WHAT THE EXERCISE ASKS
Sort through the data and copy the lines holding the word "object".

DATA SUPPLIED
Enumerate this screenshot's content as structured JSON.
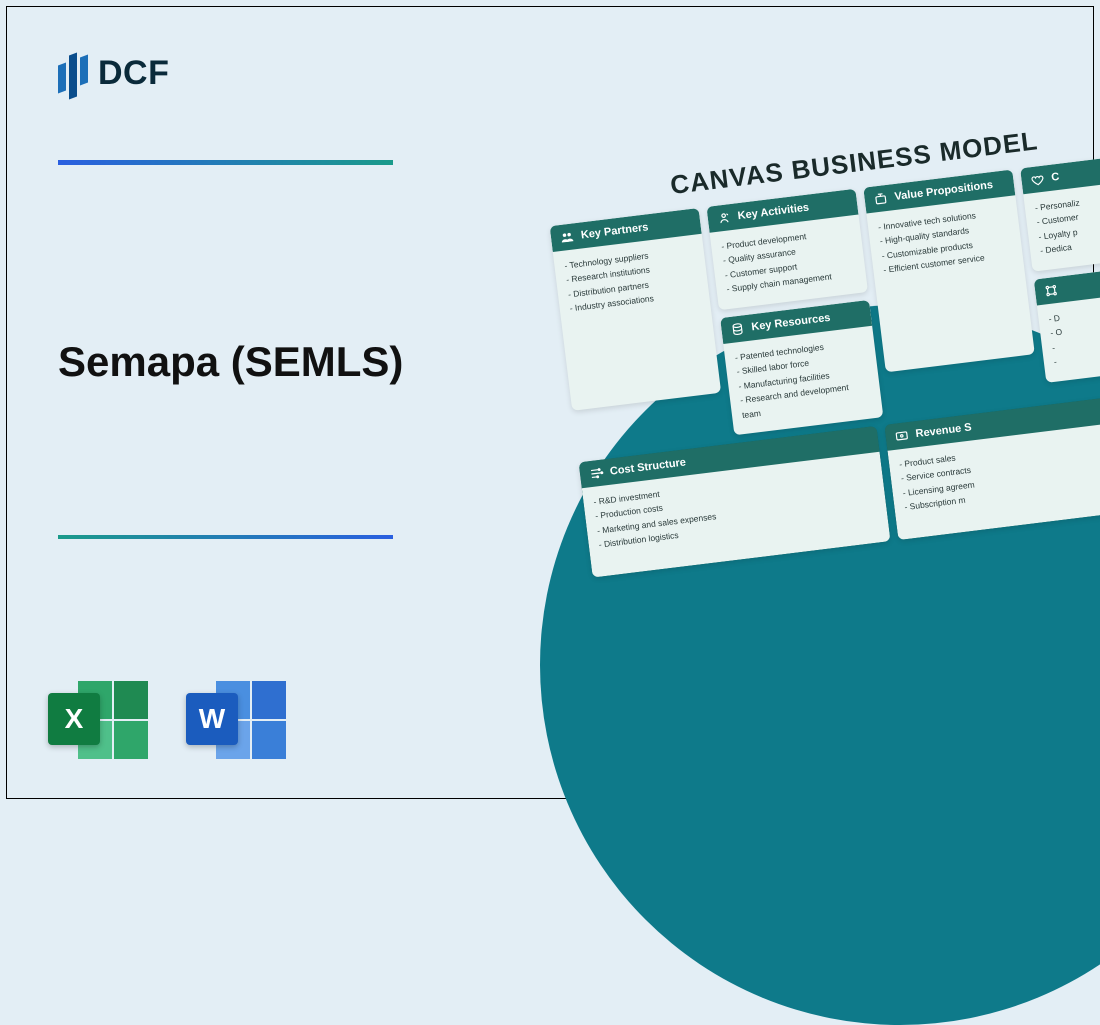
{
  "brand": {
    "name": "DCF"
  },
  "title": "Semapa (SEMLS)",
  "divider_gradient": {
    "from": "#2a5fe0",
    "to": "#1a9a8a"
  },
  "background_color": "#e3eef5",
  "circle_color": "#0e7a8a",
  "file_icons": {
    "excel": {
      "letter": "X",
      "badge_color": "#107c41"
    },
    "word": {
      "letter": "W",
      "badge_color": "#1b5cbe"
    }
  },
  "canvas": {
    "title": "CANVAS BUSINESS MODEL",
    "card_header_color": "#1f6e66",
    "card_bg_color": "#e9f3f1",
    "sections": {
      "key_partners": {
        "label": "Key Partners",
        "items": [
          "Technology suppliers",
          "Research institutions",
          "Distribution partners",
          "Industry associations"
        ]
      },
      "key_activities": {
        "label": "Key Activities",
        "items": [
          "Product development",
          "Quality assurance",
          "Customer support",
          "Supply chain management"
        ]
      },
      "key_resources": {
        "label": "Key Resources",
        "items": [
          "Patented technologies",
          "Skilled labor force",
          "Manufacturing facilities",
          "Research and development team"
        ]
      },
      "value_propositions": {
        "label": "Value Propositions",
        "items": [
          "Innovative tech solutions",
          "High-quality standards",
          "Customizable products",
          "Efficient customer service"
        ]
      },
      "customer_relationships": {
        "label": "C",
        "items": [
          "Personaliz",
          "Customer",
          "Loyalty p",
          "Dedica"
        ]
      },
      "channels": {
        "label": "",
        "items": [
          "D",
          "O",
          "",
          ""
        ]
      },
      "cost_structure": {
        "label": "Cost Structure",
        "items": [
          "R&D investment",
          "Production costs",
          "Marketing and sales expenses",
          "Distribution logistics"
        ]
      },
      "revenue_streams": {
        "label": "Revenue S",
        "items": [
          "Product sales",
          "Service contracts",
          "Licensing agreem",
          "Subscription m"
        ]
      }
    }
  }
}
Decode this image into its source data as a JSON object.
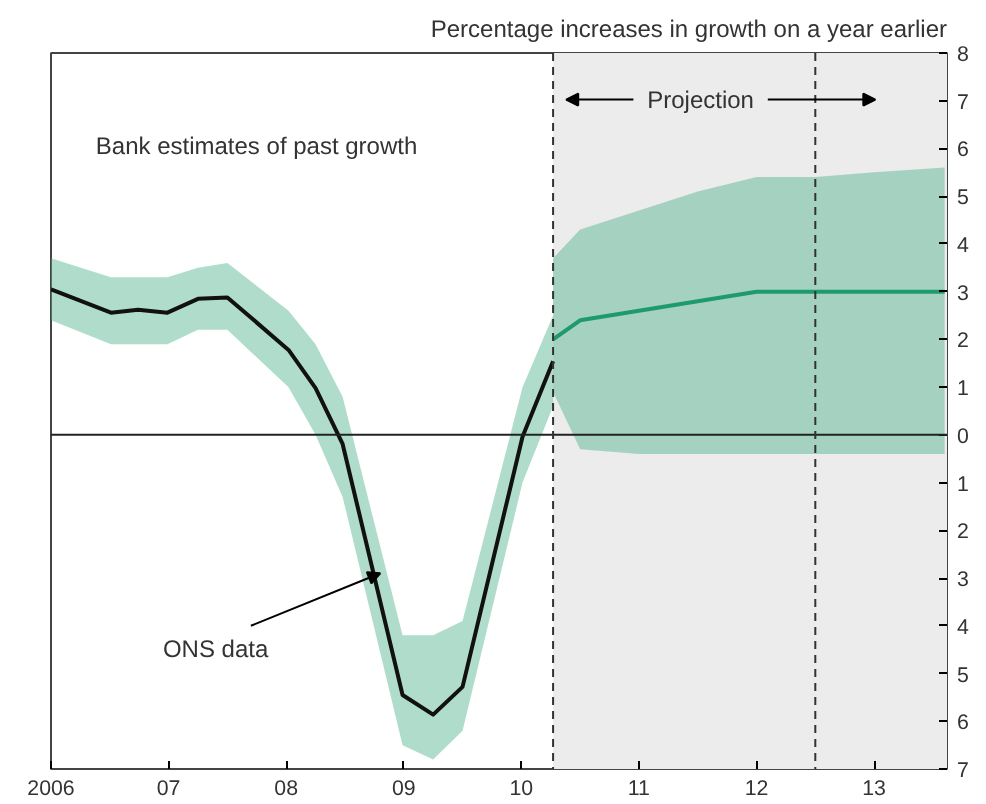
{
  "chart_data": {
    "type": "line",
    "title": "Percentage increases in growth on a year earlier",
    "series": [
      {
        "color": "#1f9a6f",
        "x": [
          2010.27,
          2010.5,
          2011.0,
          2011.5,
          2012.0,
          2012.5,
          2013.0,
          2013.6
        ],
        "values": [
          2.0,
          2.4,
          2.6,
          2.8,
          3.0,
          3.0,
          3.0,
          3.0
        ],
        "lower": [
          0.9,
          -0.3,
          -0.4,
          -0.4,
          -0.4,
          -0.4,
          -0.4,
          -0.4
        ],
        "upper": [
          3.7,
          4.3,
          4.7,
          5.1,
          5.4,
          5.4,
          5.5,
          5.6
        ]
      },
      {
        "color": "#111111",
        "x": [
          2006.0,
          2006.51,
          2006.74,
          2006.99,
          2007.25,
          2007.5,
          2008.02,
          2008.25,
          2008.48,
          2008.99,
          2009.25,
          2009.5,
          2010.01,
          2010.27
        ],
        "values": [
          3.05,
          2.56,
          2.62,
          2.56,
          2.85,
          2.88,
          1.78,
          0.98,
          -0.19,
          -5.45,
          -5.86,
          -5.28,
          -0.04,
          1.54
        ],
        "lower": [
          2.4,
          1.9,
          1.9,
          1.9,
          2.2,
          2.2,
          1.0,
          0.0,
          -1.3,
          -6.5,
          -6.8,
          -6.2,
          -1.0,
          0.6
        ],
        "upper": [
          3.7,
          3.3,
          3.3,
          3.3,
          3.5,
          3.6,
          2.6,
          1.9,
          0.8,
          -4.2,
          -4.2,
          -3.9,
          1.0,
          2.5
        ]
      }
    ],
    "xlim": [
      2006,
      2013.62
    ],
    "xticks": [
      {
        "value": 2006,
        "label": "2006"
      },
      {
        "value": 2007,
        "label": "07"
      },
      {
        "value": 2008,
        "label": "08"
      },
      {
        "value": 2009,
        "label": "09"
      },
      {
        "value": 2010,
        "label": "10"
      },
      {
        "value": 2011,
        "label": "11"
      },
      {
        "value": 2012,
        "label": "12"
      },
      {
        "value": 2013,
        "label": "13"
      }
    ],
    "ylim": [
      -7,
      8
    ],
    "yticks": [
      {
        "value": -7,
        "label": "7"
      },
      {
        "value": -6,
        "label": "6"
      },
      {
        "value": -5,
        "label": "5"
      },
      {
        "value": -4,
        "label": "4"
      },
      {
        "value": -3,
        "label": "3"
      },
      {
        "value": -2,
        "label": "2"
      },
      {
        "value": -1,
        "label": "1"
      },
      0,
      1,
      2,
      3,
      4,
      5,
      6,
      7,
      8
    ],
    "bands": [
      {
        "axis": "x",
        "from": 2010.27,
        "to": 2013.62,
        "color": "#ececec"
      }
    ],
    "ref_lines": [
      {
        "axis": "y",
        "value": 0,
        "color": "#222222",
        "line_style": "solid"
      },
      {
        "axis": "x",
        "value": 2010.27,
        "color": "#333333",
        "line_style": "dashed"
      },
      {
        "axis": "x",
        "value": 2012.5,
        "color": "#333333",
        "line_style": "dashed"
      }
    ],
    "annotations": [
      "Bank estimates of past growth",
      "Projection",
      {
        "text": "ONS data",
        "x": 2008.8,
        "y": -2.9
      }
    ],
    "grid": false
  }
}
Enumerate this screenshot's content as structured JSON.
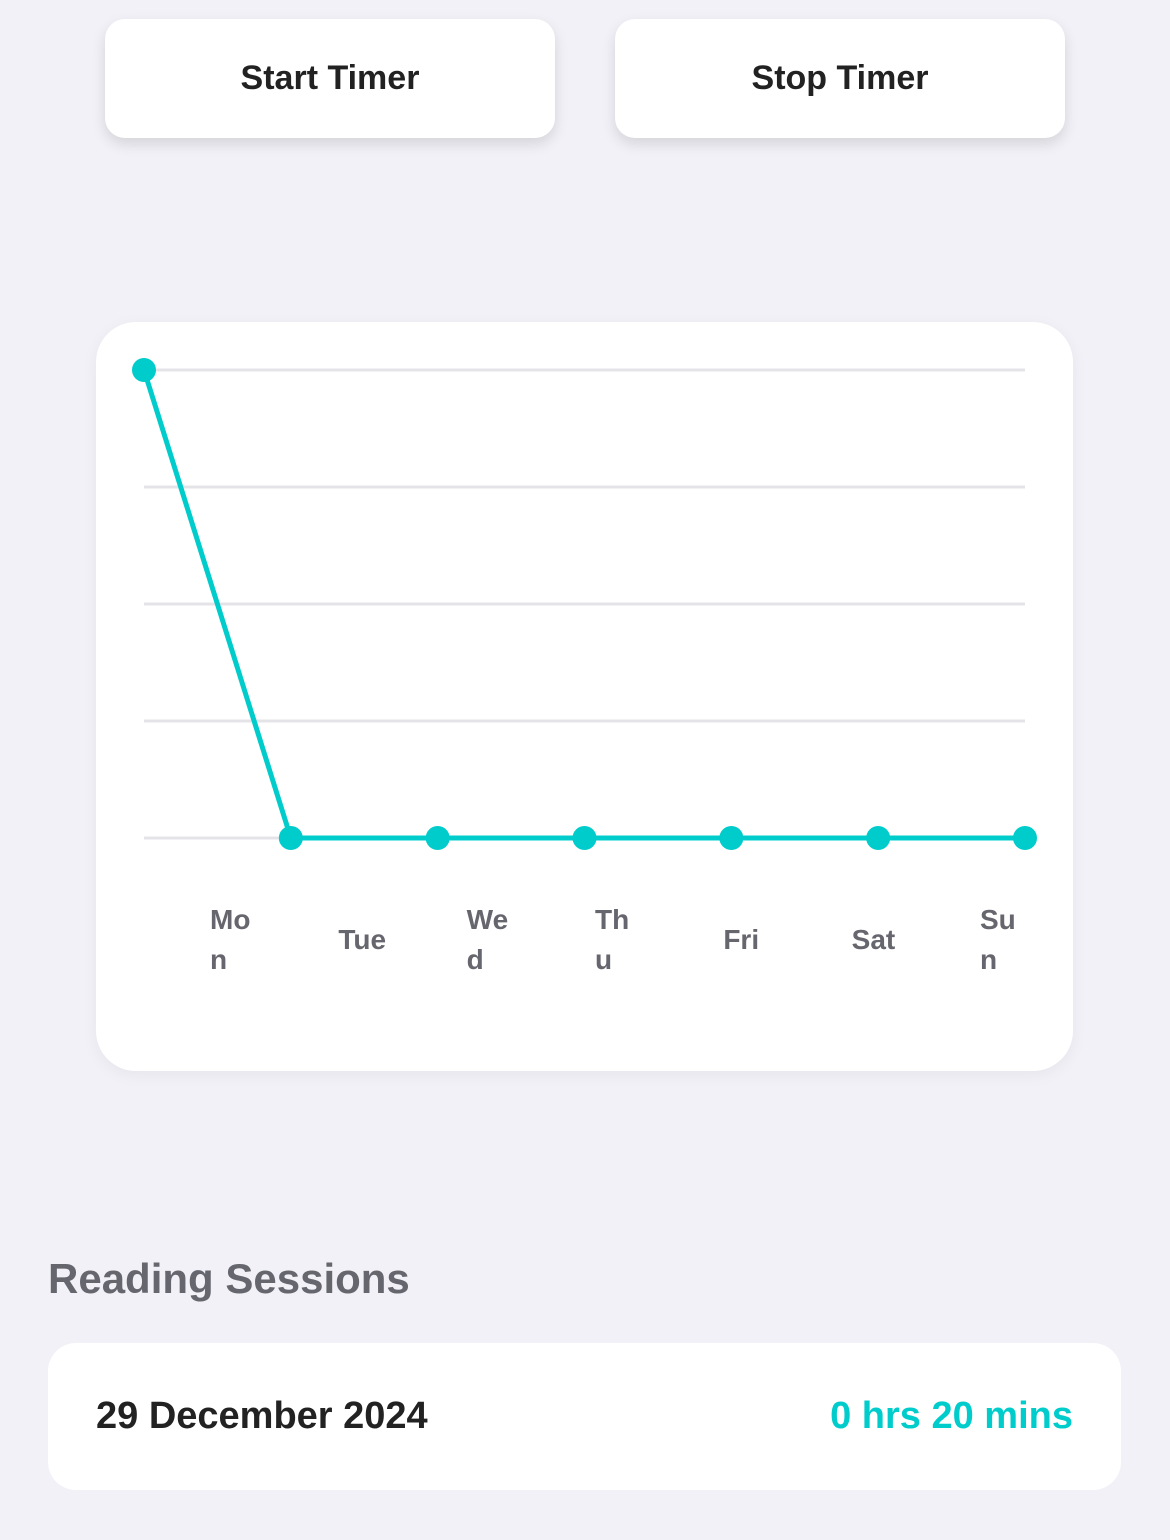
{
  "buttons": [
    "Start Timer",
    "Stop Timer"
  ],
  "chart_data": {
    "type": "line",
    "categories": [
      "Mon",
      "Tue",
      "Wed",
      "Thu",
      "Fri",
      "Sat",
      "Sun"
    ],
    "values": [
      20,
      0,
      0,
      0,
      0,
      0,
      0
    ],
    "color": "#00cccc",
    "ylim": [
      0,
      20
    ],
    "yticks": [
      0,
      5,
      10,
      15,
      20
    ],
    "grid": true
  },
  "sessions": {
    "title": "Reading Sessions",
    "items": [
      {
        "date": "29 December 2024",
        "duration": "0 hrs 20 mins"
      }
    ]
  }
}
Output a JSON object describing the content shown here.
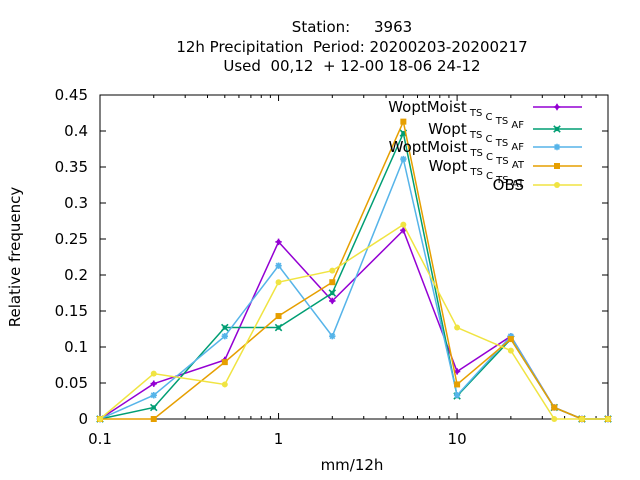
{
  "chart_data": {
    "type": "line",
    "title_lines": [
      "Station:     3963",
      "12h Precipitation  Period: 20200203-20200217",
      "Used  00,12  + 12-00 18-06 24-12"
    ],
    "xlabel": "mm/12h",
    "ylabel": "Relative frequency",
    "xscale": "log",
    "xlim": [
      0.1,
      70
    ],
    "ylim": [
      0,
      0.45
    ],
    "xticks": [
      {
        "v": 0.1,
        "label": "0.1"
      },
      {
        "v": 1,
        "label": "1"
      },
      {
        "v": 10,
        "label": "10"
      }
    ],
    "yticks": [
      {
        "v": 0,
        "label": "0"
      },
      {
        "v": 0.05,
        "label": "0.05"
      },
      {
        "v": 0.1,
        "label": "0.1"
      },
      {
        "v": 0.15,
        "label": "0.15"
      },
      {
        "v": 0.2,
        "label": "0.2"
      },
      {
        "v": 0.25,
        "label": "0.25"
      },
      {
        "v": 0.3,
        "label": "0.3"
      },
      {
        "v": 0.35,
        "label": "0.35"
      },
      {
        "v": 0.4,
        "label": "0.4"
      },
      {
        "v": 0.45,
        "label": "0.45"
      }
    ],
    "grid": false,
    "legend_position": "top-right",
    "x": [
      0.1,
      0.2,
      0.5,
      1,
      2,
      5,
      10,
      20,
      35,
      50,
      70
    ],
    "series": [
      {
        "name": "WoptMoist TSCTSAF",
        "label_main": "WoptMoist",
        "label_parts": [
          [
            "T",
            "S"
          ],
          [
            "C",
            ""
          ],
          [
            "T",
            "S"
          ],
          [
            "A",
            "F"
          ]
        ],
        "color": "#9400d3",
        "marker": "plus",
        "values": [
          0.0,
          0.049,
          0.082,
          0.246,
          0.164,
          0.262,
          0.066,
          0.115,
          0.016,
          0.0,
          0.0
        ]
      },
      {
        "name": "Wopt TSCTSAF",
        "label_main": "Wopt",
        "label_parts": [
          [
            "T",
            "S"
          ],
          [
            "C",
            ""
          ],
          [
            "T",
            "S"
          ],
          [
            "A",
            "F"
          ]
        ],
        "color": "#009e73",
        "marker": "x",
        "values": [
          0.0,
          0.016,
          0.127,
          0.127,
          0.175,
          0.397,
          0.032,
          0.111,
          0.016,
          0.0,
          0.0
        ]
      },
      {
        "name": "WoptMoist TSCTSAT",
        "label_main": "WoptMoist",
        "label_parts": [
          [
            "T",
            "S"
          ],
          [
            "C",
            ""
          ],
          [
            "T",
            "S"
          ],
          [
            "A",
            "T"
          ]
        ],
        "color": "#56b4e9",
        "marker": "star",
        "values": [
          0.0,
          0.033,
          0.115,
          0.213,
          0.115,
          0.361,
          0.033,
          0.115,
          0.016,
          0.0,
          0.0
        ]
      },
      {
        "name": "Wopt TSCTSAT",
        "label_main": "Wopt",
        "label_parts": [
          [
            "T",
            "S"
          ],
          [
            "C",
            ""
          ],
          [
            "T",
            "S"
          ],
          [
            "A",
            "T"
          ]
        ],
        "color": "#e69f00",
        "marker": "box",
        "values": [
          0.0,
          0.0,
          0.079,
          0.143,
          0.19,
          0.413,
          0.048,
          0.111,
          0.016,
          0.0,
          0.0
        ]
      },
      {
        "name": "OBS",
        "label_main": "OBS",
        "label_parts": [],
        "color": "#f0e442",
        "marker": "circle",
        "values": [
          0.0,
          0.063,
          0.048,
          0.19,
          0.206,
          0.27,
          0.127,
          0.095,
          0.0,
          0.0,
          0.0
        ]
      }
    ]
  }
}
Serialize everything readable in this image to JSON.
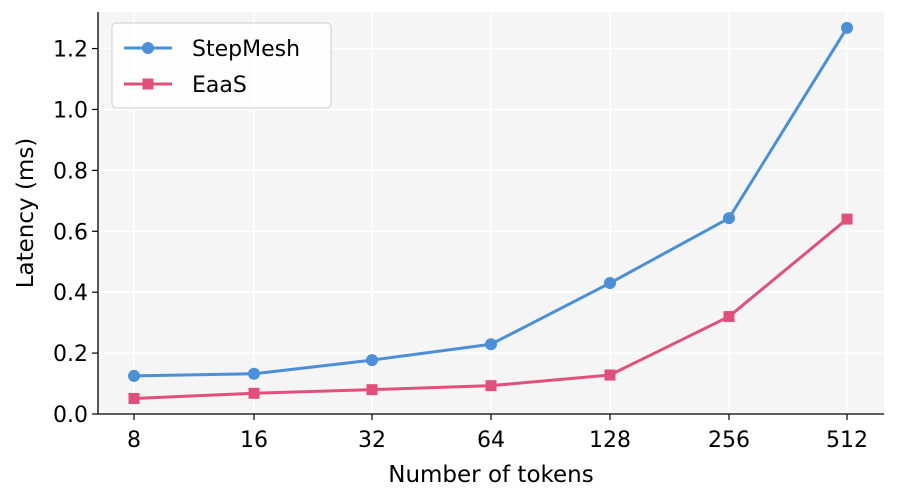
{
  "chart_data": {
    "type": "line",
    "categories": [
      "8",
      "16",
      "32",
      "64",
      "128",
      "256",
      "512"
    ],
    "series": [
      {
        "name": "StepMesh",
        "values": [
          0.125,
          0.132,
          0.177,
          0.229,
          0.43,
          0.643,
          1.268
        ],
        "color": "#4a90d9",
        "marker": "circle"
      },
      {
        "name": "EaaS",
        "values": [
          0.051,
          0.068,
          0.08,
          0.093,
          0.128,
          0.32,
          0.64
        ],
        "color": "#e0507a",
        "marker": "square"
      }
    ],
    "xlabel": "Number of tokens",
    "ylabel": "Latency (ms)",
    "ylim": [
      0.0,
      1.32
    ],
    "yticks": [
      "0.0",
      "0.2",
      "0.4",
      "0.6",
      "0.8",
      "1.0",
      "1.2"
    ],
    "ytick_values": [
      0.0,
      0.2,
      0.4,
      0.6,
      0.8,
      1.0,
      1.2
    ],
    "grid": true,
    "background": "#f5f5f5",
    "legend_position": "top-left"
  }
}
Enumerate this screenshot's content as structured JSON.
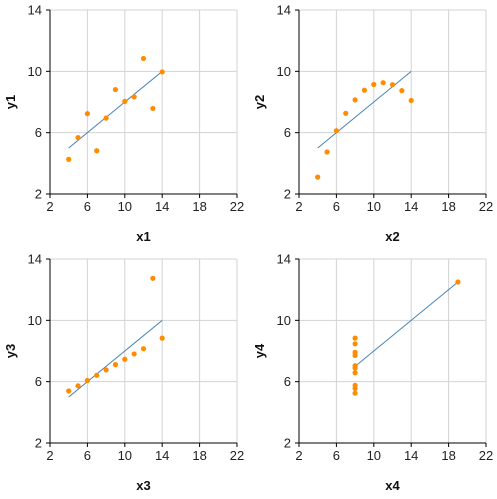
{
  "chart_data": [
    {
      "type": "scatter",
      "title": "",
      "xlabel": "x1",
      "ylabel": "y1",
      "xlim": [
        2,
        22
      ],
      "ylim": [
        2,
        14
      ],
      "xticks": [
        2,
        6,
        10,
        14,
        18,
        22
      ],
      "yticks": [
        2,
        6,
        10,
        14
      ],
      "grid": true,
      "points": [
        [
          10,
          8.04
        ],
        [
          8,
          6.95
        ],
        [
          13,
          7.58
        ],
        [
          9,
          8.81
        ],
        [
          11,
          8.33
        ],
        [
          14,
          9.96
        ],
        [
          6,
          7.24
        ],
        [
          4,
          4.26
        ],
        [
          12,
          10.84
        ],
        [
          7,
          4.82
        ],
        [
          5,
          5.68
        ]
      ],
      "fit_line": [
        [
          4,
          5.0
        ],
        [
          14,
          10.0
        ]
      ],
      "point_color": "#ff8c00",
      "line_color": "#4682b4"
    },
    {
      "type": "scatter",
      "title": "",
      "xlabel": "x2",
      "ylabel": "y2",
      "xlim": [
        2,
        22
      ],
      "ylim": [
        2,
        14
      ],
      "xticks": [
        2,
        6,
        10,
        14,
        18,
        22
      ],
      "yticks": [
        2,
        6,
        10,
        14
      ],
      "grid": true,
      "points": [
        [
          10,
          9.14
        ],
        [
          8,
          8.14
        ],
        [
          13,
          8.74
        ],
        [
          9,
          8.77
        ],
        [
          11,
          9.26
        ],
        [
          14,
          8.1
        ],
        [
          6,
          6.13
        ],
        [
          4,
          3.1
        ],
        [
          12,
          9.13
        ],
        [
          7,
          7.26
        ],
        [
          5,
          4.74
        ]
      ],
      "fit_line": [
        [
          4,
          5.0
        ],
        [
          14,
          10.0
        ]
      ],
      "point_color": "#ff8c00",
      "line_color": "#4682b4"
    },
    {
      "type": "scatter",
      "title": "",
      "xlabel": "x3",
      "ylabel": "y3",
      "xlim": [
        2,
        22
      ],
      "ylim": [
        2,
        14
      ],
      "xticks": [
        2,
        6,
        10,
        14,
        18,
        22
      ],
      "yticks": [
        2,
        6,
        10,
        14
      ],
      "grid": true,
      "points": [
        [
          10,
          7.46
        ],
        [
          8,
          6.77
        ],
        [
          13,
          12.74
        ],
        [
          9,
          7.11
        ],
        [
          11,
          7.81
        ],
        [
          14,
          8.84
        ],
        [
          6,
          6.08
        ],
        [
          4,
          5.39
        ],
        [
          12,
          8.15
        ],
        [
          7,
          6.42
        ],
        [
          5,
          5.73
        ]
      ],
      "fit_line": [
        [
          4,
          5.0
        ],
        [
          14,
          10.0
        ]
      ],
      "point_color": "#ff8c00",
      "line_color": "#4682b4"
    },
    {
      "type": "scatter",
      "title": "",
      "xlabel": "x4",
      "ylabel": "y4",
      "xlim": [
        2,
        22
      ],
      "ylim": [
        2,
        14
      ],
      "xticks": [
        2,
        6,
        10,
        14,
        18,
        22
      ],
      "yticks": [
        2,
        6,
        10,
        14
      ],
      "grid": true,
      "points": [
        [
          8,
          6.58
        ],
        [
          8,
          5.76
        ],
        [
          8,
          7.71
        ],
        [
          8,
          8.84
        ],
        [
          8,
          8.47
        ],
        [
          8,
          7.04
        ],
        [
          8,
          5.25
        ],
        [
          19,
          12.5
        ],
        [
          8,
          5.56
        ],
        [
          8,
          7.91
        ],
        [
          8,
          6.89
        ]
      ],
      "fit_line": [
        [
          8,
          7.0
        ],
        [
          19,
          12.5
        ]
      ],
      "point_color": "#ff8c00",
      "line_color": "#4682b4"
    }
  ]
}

ANSWER FOR THE TASK
Decode this image into its source data as a JSON object.
Output a JSON object describing the content shown here.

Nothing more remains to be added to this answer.